Written request: Transcribe every entry below word for word, but skip the pictures.

Supplied data:

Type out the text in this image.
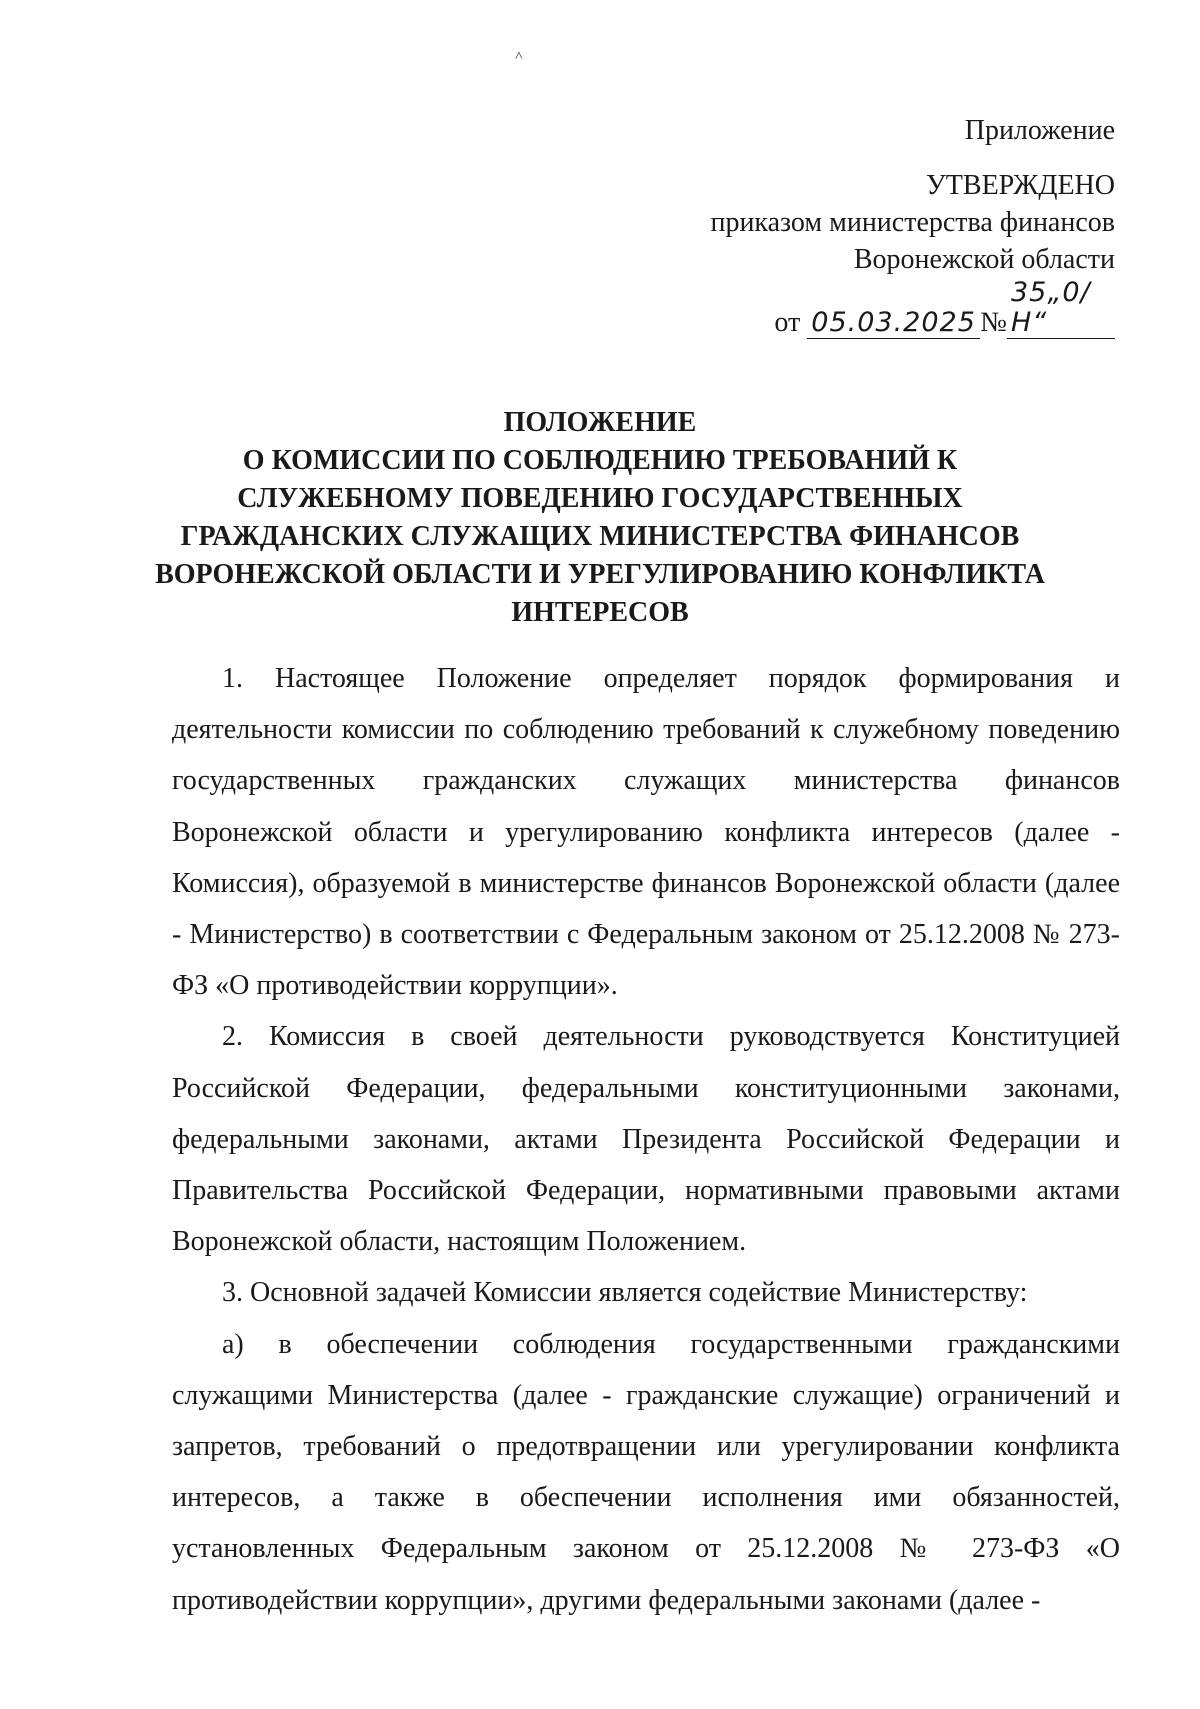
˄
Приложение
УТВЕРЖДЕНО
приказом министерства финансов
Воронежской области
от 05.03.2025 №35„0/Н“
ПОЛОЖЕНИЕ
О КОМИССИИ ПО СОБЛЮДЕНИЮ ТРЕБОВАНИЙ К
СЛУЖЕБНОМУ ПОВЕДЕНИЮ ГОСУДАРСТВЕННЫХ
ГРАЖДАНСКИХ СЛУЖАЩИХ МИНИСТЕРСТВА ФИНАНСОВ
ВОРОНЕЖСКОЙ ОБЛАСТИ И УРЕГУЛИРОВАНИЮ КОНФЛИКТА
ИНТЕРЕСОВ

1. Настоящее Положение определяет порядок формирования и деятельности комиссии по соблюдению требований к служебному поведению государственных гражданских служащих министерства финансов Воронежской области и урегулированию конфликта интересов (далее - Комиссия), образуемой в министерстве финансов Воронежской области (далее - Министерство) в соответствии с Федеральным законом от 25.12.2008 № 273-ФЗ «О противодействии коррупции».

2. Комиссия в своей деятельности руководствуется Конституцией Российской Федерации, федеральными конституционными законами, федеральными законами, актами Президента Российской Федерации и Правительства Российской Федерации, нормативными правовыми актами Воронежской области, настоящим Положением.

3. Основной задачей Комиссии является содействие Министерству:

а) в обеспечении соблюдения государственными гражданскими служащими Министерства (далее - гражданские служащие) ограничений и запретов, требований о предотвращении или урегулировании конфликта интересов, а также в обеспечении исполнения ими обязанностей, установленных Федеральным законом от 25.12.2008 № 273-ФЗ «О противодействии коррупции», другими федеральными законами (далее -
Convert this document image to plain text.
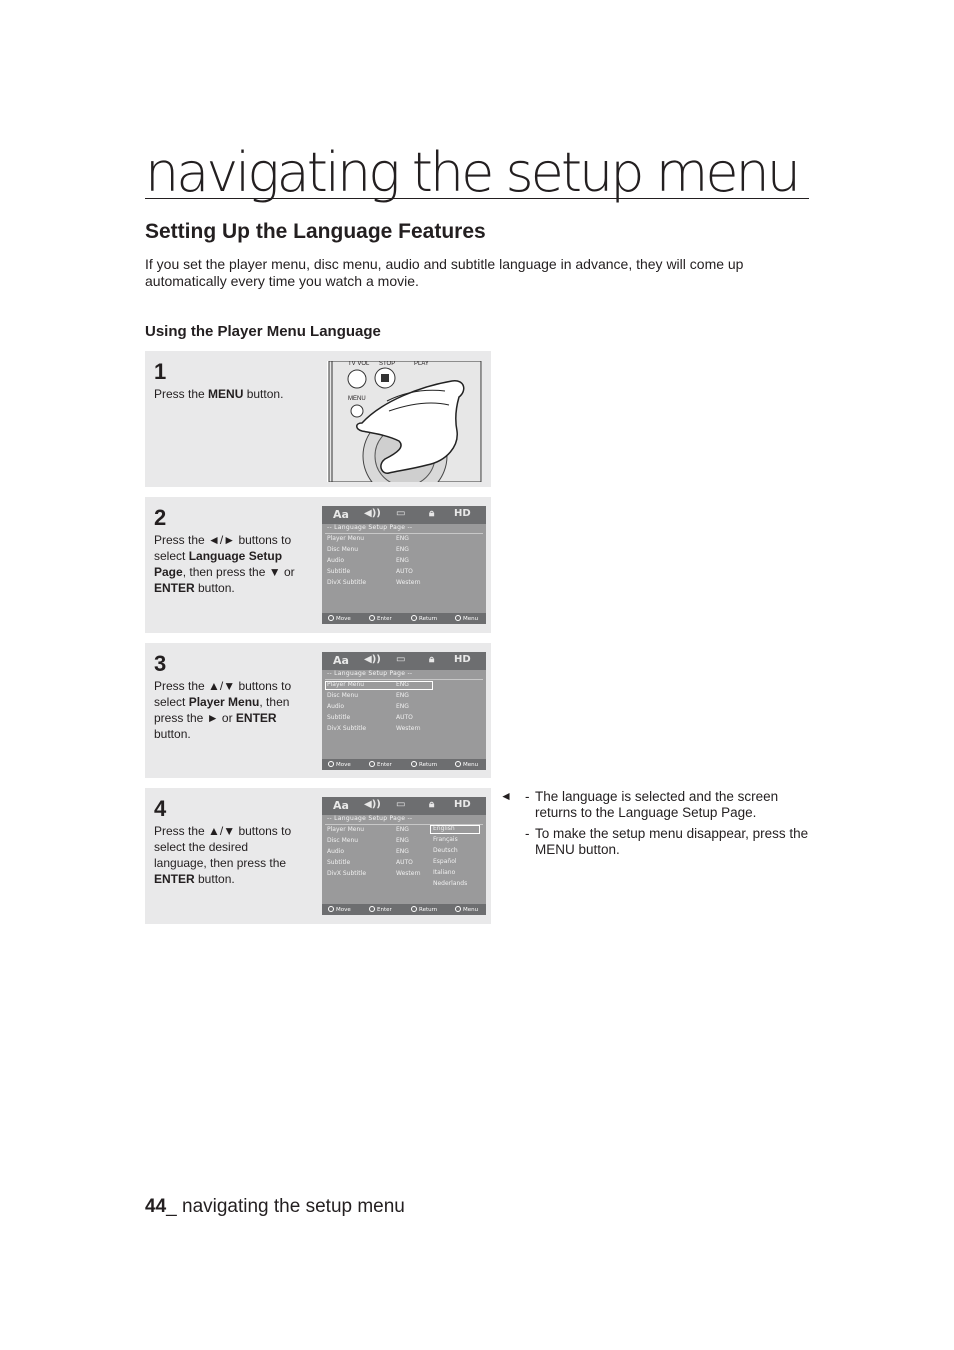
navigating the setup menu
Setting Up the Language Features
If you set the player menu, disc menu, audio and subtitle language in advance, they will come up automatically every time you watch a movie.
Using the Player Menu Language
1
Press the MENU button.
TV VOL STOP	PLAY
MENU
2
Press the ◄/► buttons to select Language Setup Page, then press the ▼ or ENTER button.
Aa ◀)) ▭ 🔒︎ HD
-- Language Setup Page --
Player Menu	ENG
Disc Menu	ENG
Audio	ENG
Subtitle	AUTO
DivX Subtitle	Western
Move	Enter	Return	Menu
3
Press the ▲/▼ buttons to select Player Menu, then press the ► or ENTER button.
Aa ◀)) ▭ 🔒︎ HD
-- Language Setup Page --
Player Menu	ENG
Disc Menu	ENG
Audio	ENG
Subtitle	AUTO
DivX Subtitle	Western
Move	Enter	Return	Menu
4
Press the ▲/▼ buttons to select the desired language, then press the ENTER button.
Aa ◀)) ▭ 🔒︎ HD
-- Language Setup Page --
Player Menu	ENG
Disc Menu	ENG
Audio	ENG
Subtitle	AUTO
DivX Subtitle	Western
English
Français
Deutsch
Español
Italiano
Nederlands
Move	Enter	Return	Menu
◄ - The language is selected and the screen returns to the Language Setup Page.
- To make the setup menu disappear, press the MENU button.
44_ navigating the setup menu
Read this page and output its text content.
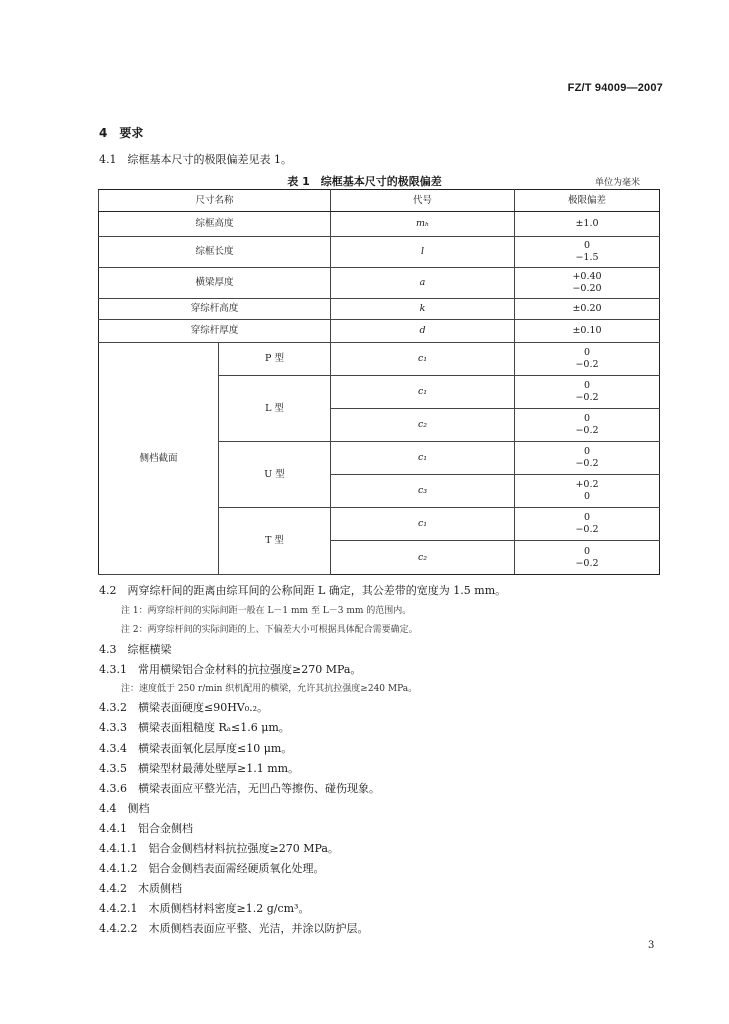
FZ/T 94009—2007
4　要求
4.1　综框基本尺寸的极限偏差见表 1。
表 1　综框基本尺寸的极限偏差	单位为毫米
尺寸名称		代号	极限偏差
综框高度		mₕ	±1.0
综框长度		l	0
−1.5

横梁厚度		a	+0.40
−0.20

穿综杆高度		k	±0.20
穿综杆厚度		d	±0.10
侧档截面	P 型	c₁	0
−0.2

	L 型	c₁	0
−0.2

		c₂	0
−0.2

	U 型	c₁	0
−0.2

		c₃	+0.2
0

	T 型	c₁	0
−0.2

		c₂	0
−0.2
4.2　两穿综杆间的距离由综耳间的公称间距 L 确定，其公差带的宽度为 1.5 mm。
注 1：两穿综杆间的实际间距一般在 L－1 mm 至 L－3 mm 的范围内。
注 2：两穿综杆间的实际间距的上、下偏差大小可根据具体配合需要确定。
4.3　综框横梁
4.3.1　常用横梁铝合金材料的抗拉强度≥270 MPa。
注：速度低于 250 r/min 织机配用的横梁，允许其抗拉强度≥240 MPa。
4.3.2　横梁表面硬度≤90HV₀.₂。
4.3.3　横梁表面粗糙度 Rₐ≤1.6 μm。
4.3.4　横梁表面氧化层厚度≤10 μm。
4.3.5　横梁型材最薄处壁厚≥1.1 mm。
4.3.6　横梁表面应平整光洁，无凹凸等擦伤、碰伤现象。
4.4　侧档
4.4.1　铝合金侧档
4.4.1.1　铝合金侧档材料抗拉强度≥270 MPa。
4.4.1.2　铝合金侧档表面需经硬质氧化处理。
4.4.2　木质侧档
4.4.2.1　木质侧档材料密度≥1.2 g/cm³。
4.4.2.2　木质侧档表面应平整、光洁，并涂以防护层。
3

Exercise output:
Type out the text in this image.
˄
Приложение
УТВЕРЖДЕНО
приказом министерства финансов
Воронежской области
от 05.03.2025 №35„0/Н“
ПОЛОЖЕНИЕ
О КОМИССИИ ПО СОБЛЮДЕНИЮ ТРЕБОВАНИЙ К
СЛУЖЕБНОМУ ПОВЕДЕНИЮ ГОСУДАРСТВЕННЫХ
ГРАЖДАНСКИХ СЛУЖАЩИХ МИНИСТЕРСТВА ФИНАНСОВ
ВОРОНЕЖСКОЙ ОБЛАСТИ И УРЕГУЛИРОВАНИЮ КОНФЛИКТА
ИНТЕРЕСОВ

1. Настоящее Положение определяет порядок формирования и деятельности комиссии по соблюдению требований к служебному поведению государственных гражданских служащих министерства финансов Воронежской области и урегулированию конфликта интересов (далее - Комиссия), образуемой в министерстве финансов Воронежской области (далее - Министерство) в соответствии с Федеральным законом от 25.12.2008 № 273-ФЗ «О противодействии коррупции».

2. Комиссия в своей деятельности руководствуется Конституцией Российской Федерации, федеральными конституционными законами, федеральными законами, актами Президента Российской Федерации и Правительства Российской Федерации, нормативными правовыми актами Воронежской области, настоящим Положением.

3. Основной задачей Комиссии является содействие Министерству:

а) в обеспечении соблюдения государственными гражданскими служащими Министерства (далее - гражданские служащие) ограничений и запретов, требований о предотвращении или урегулировании конфликта интересов, а также в обеспечении исполнения ими обязанностей, установленных Федеральным законом от 25.12.2008 № 273-ФЗ «О противодействии коррупции», другими федеральными законами (далее -
Convert this document image to plain text.
navigating the setup menu
Setting Up the Language Features
If you set the player menu, disc menu, audio and subtitle language in advance, they will come up automatically every time you watch a movie.
Using the Player Menu Language
1
Press the MENU button.
TV VOL STOP	PLAY
MENU
2
Press the ◄/► buttons to select Language Setup Page, then press the ▼ or ENTER button.
Aa ◀)) ▭ 🔒︎ HD
-- Language Setup Page --
Player Menu	ENG
Disc Menu	ENG
Audio	ENG
Subtitle	AUTO
DivX Subtitle	Western
Move	Enter	Return	Menu
3
Press the ▲/▼ buttons to select Player Menu, then press the ► or ENTER button.
Aa ◀)) ▭ 🔒︎ HD
-- Language Setup Page --
Player Menu	ENG
Disc Menu	ENG
Audio	ENG
Subtitle	AUTO
DivX Subtitle	Western
Move	Enter	Return	Menu
4
Press the ▲/▼ buttons to select the desired language, then press the ENTER button.
Aa ◀)) ▭ 🔒︎ HD
-- Language Setup Page --
Player Menu	ENG
Disc Menu	ENG
Audio	ENG
Subtitle	AUTO
DivX Subtitle	Western
English
Français
Deutsch
Español
Italiano
Nederlands
Move	Enter	Return	Menu
◄ - The language is selected and the screen returns to the Language Setup Page.
- To make the setup menu disappear, press the MENU button.
44_ navigating the setup menu
Read this page and output its text content.
FZ/T 94009—2007
4　要求
4.1　综框基本尺寸的极限偏差见表 1。
表 1　综框基本尺寸的极限偏差	单位为毫米
尺寸名称		代号	极限偏差
综框高度		mₕ	±1.0
综框长度		l	0
−1.5

横梁厚度		a	+0.40
−0.20

穿综杆高度		k	±0.20
穿综杆厚度		d	±0.10
侧档截面	P 型	c₁	0
−0.2

	L 型	c₁	0
−0.2

		c₂	0
−0.2

	U 型	c₁	0
−0.2

		c₃	+0.2
0

	T 型	c₁	0
−0.2

		c₂	0
−0.2
4.2　两穿综杆间的距离由综耳间的公称间距 L 确定，其公差带的宽度为 1.5 mm。
注 1：两穿综杆间的实际间距一般在 L－1 mm 至 L－3 mm 的范围内。
注 2：两穿综杆间的实际间距的上、下偏差大小可根据具体配合需要确定。
4.3　综框横梁
4.3.1　常用横梁铝合金材料的抗拉强度≥270 MPa。
注：速度低于 250 r/min 织机配用的横梁，允许其抗拉强度≥240 MPa。
4.3.2　横梁表面硬度≤90HV₀.₂。
4.3.3　横梁表面粗糙度 Rₐ≤1.6 μm。
4.3.4　横梁表面氧化层厚度≤10 μm。
4.3.5　横梁型材最薄处壁厚≥1.1 mm。
4.3.6　横梁表面应平整光洁，无凹凸等擦伤、碰伤现象。
4.4　侧档
4.4.1　铝合金侧档
4.4.1.1　铝合金侧档材料抗拉强度≥270 MPa。
4.4.1.2　铝合金侧档表面需经硬质氧化处理。
4.4.2　木质侧档
4.4.2.1　木质侧档材料密度≥1.2 g/cm³。
4.4.2.2　木质侧档表面应平整、光洁，并涂以防护层。
3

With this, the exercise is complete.